## Goal of the exercise
Copy the lines below verbatim, from the one containing "- intro-text: In" through the one containing "- main-nav: HOME", both included.

## Provided material
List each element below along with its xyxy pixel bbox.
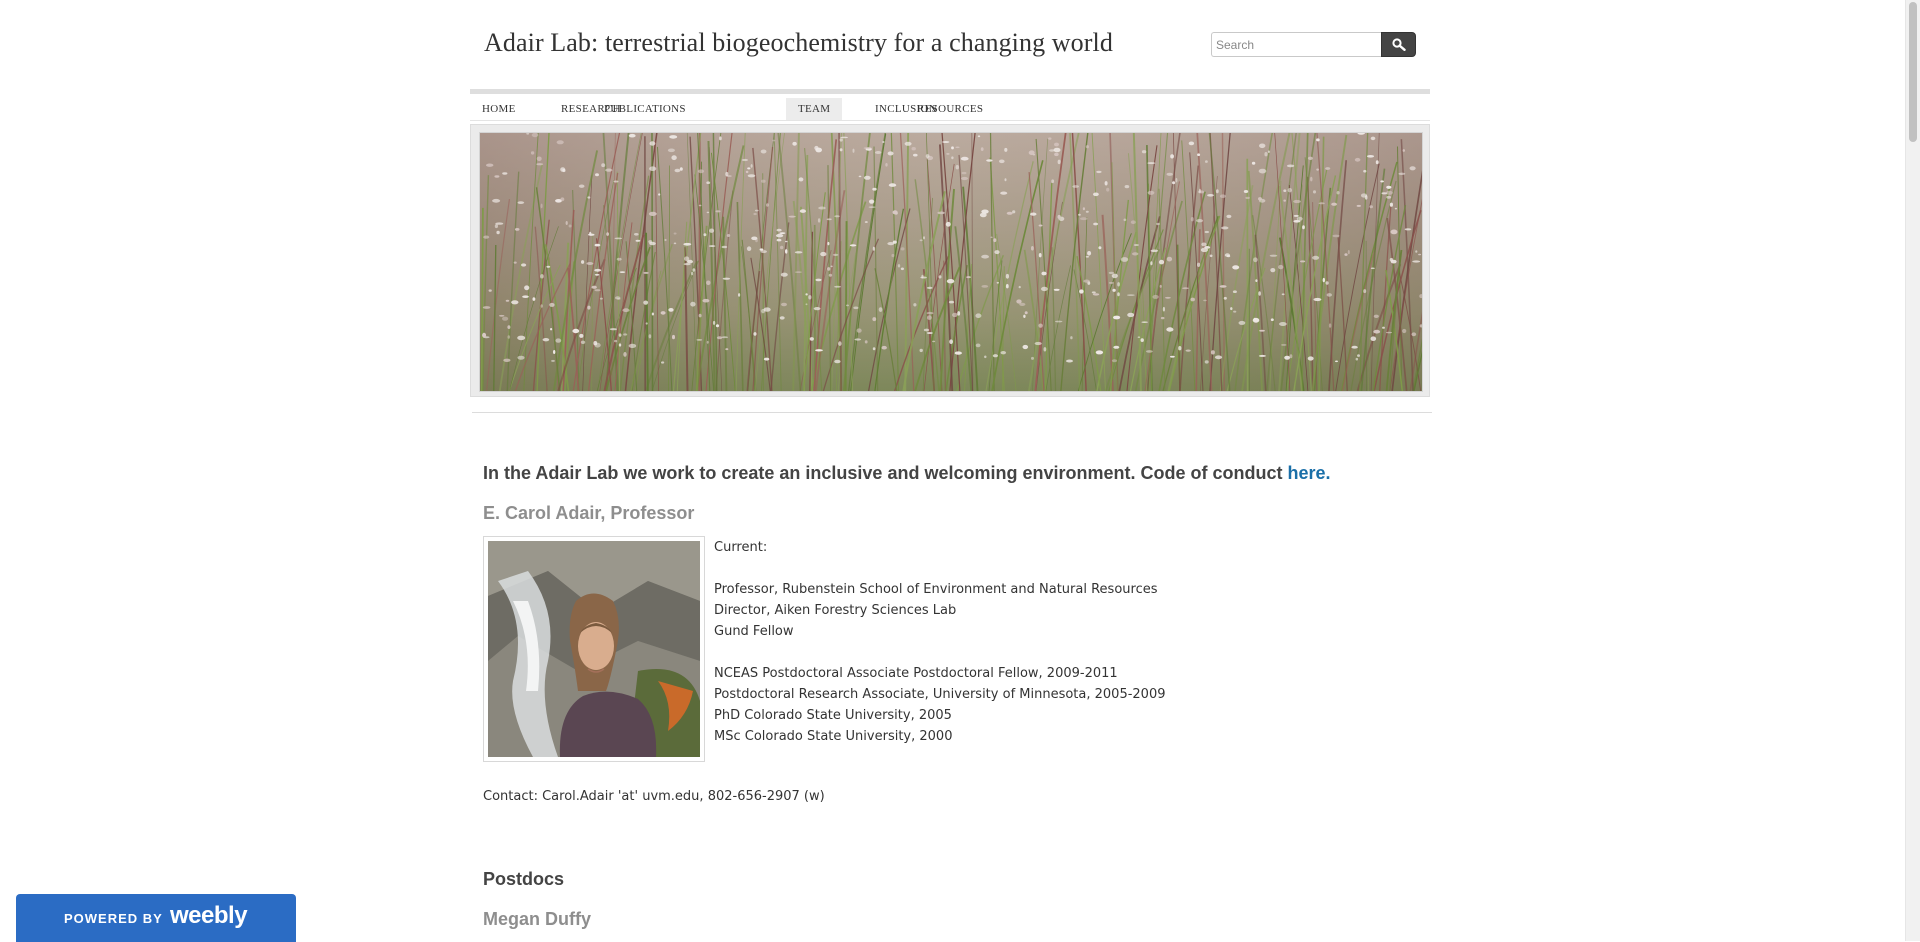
- intro-text: In the Adair Lab we work to create an in…: [483, 463, 1288, 483]
- divider: [472, 412, 1432, 413]
- nav-resources[interactable]: RESOURCES: [905, 98, 995, 120]
- pi-bio: Current: Professor, Rubenstein School of…: [714, 537, 1314, 747]
- nav-team[interactable]: TEAM: [786, 98, 843, 120]
- bio-line: Current:: [714, 540, 768, 555]
- bio-spacer: [714, 558, 1314, 579]
- vertical-scrollbar[interactable]: [1905, 0, 1920, 941]
- powered-by-weebly-badge[interactable]: POWERED BY weebly: [16, 894, 296, 942]
- search-input[interactable]: [1211, 32, 1381, 57]
- code-of-conduct-link[interactable]: here: [1287, 463, 1325, 483]
- weebly-logo: weebly: [170, 902, 248, 929]
- nav-home[interactable]: HOME: [470, 98, 528, 120]
- main-nav: HOME RESEARCH PUBLICATIONS TEAM INCLUSIO…: [470, 89, 1430, 121]
- banner-grass-image: [479, 132, 1423, 392]
- postdocs-heading: Postdocs: [483, 869, 565, 889]
- bio-spacer: [714, 642, 1314, 663]
- search-button[interactable]: [1381, 32, 1416, 57]
- powered-by-label: POWERED BY: [64, 911, 163, 926]
- bio-line: Gund Fellow: [714, 624, 794, 639]
- bio-line: Professor, Rubenstein School of Environm…: [714, 582, 1158, 597]
- intro-period: .: [1325, 463, 1331, 483]
- bio-line: PhD Colorado State University, 2005: [714, 708, 952, 723]
- inclusion-statement: In the Adair Lab we work to create an in…: [483, 463, 1331, 484]
- bio-line: Postdoctoral Research Associate, Univers…: [714, 687, 1166, 702]
- search-icon: [1392, 38, 1406, 51]
- nav-publications[interactable]: PUBLICATIONS: [592, 98, 698, 120]
- pi-photo: [483, 536, 705, 762]
- bio-line: MSc Colorado State University, 2000: [714, 729, 953, 744]
- portrait-image: [488, 541, 700, 757]
- pi-name: E. Carol Adair, Professor: [483, 503, 695, 523]
- site-title[interactable]: Adair Lab: terrestrial biogeochemistry f…: [484, 28, 1113, 58]
- bio-line: Director, Aiken Forestry Sciences Lab: [714, 603, 957, 618]
- pi-contact: Contact: Carol.Adair 'at' uvm.edu, 802-6…: [483, 789, 825, 804]
- postdoc-name: Megan Duffy: [483, 909, 591, 929]
- scrollbar-thumb[interactable]: [1909, 2, 1917, 142]
- header-banner: [470, 124, 1430, 397]
- bio-line: NCEAS Postdoctoral Associate Postdoctora…: [714, 666, 1118, 681]
- search-box: [1211, 32, 1416, 57]
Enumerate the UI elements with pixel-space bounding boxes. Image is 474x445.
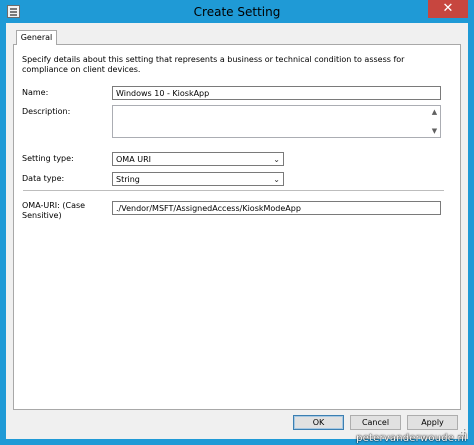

## Task output
- intro-text: In the Adair Lab we work to create an in…: [483, 463, 1288, 483]
- divider: [472, 412, 1432, 413]
- nav-resources[interactable]: RESOURCES: [905, 98, 995, 120]
- pi-bio: Current: Professor, Rubenstein School of…: [714, 537, 1314, 747]
- nav-team[interactable]: TEAM: [786, 98, 843, 120]
- bio-line: Current:: [714, 540, 768, 555]
- bio-spacer: [714, 558, 1314, 579]
- vertical-scrollbar[interactable]: [1905, 0, 1920, 941]
- powered-by-weebly-badge[interactable]: POWERED BY weebly: [16, 894, 296, 942]
- search-input[interactable]: [1211, 32, 1381, 57]
- code-of-conduct-link[interactable]: here: [1287, 463, 1325, 483]
- weebly-logo: weebly: [170, 902, 248, 929]
- nav-home[interactable]: HOME: [470, 98, 528, 120]
- main-nav: HOME RESEARCH PUBLICATIONS TEAM INCLUSIO…: [470, 89, 1430, 121]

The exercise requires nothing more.